___ Given data ___
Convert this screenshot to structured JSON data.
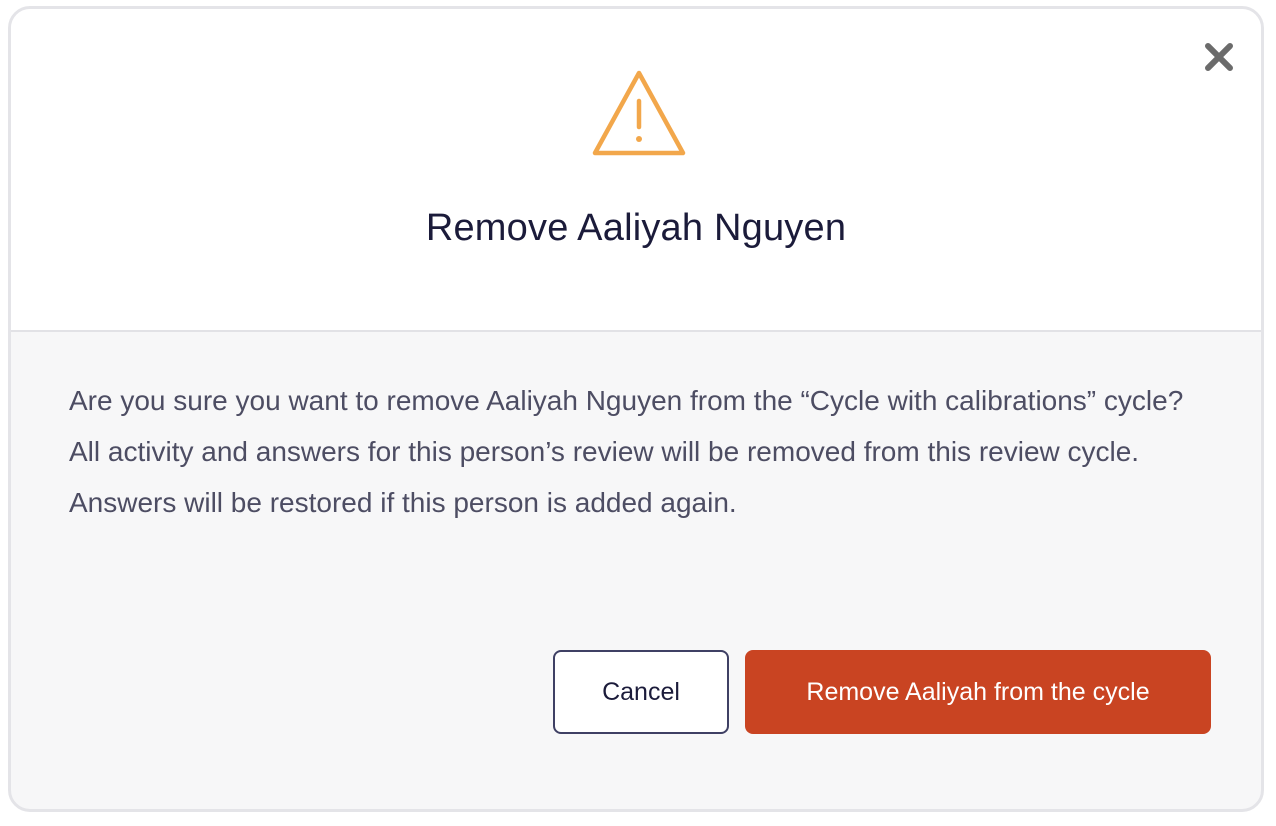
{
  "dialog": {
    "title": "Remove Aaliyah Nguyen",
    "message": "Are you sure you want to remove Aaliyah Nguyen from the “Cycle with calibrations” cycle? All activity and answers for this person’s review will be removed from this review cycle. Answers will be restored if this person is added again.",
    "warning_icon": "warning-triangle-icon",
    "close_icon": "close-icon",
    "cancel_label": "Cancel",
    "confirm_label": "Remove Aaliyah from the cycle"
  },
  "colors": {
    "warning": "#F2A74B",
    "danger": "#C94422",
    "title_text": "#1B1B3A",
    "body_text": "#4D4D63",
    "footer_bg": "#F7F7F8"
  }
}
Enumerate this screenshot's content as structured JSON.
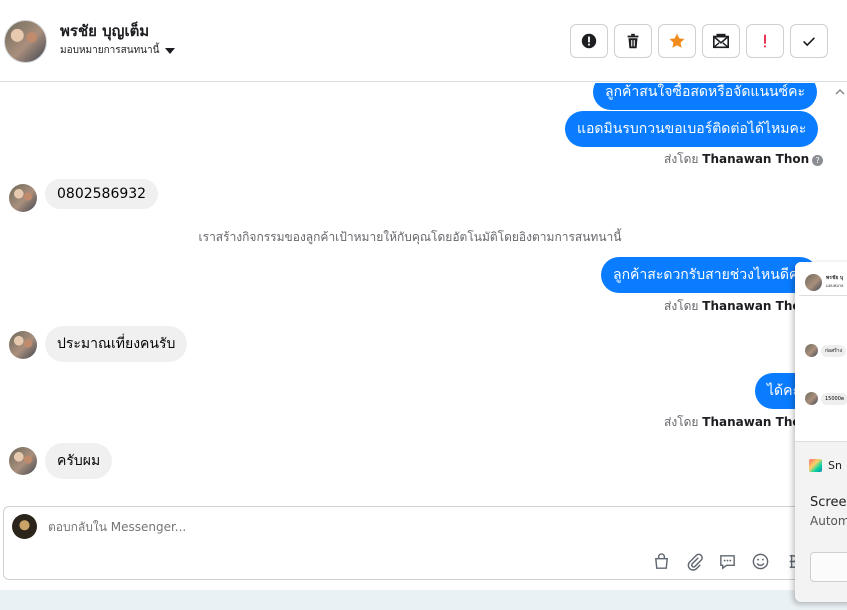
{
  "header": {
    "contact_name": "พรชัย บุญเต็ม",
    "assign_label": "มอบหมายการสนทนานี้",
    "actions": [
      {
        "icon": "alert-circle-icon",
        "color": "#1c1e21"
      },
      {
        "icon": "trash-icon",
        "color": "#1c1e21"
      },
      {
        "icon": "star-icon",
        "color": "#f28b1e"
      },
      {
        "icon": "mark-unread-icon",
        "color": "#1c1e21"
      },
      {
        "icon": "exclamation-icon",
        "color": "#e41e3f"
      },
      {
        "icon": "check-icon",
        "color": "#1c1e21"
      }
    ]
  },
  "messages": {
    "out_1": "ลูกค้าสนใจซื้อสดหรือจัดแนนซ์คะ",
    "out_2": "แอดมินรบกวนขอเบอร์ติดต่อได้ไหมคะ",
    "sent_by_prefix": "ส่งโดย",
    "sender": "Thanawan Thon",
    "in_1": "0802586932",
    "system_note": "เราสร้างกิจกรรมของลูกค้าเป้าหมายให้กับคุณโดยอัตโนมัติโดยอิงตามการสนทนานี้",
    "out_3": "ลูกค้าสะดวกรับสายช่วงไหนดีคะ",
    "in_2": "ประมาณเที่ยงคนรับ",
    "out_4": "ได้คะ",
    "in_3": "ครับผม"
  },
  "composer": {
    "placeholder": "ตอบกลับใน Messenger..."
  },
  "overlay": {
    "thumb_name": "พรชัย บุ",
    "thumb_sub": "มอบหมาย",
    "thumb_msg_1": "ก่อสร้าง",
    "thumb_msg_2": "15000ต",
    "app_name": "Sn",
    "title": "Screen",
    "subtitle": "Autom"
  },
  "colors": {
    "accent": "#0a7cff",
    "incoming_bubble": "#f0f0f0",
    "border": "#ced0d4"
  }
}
___
Copy out each line that contains the word "Nguyen".

    "title": "Remove Aaliyah Nguyen",
    "message": "Are you sure you want to remove Aaliyah Nguyen from the “Cycle with calibrations” cycle? All activity and answers for this person’s review will be removed from this review cycle. Answers will be restored if this person is added again.",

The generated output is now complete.